(Given task) Starting at the beginning of the rows and ending at the row containing "price-cell: 300.00 bbox=[948, 424, 1242, 475]", write those rows out again with "screenshot" swapped for "screen capture" and nothing else altered.

(Provided information)
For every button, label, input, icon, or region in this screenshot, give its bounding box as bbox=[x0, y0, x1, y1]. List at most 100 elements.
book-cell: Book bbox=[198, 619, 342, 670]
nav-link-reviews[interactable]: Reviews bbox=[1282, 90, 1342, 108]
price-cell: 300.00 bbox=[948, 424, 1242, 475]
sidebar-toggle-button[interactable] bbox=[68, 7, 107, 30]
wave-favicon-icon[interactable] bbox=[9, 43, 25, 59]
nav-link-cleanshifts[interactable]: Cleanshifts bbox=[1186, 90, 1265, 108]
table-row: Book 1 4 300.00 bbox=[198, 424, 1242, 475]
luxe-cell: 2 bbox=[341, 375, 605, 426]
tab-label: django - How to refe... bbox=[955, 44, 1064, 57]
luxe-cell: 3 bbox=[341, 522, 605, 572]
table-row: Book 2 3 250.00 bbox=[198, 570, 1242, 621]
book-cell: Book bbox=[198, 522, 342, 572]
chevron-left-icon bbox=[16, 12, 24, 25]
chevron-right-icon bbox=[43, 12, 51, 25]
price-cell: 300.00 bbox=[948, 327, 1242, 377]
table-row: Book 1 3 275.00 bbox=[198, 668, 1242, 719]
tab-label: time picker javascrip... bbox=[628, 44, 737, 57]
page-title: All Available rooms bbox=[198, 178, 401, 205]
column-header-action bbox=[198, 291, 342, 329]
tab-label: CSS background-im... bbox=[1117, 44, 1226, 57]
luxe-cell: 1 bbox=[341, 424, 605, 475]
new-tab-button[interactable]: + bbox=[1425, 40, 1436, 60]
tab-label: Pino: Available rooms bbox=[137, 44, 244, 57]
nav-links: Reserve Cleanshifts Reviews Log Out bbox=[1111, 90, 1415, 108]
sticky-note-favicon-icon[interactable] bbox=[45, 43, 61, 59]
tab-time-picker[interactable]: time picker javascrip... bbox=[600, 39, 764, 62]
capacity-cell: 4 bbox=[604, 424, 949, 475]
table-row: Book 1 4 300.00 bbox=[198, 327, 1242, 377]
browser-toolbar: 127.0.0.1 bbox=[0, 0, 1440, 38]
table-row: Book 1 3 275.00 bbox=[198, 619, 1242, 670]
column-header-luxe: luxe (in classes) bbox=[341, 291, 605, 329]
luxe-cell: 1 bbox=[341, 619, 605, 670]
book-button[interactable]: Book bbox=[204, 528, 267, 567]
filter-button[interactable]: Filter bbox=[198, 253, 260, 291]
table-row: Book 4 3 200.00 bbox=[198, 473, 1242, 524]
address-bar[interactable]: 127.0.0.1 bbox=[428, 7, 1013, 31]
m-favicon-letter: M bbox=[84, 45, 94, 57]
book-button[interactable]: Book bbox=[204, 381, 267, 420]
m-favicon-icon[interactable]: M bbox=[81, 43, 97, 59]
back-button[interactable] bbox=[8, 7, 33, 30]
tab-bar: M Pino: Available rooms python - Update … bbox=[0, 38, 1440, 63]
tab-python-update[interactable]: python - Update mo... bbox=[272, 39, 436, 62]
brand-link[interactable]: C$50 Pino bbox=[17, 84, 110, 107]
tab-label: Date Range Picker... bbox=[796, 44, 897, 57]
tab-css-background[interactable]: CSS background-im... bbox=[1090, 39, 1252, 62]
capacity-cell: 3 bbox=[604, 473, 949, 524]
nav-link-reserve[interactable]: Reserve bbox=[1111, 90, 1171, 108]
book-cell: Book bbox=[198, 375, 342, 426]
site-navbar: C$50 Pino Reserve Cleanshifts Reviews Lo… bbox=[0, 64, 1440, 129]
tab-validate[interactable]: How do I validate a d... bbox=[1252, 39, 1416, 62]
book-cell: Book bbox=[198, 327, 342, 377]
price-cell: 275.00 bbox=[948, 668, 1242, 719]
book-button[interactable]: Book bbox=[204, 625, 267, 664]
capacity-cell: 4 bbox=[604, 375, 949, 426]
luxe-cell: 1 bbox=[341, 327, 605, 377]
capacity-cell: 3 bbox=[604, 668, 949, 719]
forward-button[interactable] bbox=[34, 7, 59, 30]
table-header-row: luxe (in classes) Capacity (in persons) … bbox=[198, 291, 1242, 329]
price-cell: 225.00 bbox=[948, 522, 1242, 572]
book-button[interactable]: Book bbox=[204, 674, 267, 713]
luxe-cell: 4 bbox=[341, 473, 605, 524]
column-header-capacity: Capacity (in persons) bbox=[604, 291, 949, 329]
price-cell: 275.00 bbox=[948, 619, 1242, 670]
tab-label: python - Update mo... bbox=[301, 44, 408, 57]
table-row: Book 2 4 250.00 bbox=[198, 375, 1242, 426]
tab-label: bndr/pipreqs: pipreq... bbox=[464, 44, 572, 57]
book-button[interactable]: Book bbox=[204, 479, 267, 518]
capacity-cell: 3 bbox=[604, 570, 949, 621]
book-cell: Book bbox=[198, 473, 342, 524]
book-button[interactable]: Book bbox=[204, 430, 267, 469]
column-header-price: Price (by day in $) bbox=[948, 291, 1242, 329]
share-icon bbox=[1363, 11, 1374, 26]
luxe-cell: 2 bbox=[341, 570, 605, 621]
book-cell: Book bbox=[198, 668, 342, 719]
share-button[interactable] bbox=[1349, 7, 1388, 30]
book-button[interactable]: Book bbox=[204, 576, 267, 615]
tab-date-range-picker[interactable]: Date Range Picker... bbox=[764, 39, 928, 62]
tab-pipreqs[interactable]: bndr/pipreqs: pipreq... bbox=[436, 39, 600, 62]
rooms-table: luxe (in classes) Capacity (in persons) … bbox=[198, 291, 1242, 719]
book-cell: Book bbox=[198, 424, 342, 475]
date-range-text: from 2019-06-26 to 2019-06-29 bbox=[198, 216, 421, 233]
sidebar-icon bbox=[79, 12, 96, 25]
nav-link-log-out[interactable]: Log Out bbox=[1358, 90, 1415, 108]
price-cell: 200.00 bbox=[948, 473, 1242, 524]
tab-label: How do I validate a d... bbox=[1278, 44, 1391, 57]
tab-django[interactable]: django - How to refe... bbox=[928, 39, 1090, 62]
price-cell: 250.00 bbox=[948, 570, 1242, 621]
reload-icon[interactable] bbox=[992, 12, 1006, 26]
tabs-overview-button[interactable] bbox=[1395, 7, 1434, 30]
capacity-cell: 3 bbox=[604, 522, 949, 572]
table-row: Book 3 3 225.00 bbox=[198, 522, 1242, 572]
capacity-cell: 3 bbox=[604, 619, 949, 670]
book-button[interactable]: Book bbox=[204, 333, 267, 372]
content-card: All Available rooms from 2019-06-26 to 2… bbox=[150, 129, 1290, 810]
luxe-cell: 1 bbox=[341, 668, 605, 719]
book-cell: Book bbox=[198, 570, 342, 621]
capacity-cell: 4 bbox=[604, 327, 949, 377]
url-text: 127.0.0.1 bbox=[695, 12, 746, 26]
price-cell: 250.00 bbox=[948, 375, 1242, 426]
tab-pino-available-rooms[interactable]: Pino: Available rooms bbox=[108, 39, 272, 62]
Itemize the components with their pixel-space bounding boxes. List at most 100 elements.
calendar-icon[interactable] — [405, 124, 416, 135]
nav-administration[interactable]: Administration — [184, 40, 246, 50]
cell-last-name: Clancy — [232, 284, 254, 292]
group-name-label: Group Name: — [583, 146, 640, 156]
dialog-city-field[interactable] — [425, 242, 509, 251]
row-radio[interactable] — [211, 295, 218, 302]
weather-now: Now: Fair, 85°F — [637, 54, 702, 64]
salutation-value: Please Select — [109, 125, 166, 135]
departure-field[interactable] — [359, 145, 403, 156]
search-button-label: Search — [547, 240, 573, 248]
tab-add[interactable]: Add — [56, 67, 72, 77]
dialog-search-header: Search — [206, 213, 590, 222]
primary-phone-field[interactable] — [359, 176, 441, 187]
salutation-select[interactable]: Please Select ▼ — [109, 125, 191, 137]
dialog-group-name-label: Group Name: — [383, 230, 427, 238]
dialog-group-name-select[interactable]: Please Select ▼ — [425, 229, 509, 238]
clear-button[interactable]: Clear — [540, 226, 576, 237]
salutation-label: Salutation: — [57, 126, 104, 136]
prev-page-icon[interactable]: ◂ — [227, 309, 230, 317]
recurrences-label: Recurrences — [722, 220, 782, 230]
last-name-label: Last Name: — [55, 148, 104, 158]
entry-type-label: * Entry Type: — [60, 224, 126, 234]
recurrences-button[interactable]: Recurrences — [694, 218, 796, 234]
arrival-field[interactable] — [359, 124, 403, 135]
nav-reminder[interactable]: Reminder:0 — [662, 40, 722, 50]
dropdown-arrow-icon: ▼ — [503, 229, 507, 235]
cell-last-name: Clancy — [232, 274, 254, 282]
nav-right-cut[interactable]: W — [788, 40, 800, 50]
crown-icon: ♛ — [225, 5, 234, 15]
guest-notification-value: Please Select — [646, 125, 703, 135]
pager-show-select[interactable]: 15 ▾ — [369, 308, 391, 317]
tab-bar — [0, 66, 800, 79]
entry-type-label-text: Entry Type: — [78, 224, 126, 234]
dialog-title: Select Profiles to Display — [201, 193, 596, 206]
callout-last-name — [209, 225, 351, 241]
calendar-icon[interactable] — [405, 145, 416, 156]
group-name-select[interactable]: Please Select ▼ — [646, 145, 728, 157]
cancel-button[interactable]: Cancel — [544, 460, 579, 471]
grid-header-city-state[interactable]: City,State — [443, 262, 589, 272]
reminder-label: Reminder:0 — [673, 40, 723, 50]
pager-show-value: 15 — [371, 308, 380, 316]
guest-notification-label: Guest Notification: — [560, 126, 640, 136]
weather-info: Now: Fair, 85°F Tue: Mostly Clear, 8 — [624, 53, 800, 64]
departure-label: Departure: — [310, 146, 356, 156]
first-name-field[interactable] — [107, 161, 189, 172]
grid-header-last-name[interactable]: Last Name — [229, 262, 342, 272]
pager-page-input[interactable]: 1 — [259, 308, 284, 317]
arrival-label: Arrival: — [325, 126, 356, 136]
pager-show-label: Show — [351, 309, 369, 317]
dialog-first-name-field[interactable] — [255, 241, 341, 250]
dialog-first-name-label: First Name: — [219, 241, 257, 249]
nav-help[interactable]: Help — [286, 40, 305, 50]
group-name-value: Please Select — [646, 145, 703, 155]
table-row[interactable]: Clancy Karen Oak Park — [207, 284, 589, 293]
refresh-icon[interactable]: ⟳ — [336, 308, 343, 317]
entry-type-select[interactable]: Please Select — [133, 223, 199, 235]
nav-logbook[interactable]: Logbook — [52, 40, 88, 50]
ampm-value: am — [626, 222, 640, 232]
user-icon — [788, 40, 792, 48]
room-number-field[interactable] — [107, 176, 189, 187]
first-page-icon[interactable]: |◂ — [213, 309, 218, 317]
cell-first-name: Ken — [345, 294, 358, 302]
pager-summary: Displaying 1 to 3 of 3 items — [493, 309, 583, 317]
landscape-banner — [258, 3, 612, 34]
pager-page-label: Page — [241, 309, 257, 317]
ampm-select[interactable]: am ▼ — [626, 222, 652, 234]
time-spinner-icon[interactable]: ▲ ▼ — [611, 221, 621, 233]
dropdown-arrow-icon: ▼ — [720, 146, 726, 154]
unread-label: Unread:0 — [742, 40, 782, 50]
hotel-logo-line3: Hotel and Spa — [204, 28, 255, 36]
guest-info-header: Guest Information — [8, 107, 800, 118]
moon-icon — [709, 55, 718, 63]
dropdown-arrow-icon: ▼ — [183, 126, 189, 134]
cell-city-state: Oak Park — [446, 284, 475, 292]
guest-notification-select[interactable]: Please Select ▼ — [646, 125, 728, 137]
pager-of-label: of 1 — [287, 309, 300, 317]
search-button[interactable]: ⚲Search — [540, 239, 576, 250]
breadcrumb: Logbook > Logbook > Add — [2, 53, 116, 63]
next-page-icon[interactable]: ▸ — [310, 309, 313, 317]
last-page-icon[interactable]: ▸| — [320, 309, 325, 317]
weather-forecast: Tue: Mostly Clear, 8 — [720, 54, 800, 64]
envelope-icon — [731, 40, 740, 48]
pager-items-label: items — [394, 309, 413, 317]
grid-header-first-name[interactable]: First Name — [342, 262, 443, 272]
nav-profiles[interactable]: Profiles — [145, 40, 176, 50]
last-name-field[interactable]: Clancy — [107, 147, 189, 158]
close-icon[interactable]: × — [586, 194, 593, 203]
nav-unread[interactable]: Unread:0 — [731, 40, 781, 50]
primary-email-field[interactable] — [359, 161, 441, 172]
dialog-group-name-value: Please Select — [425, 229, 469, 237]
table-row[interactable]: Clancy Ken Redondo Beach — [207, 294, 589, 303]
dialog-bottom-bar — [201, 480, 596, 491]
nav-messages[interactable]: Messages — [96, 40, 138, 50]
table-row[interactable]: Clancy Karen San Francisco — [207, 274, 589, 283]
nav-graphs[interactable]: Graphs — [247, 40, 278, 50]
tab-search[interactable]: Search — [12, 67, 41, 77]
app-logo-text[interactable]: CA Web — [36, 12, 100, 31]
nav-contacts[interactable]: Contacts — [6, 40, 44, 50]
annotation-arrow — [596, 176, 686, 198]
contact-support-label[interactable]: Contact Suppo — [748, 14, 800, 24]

(Full output)
For every button, label, input, icon, or region in this screen capture, give its bounding box as bbox=[x0, y0, x1, y1]. List at most 100 elements.
book-cell: Book bbox=[198, 619, 342, 670]
nav-link-reviews[interactable]: Reviews bbox=[1282, 90, 1342, 108]
price-cell: 300.00 bbox=[948, 424, 1242, 475]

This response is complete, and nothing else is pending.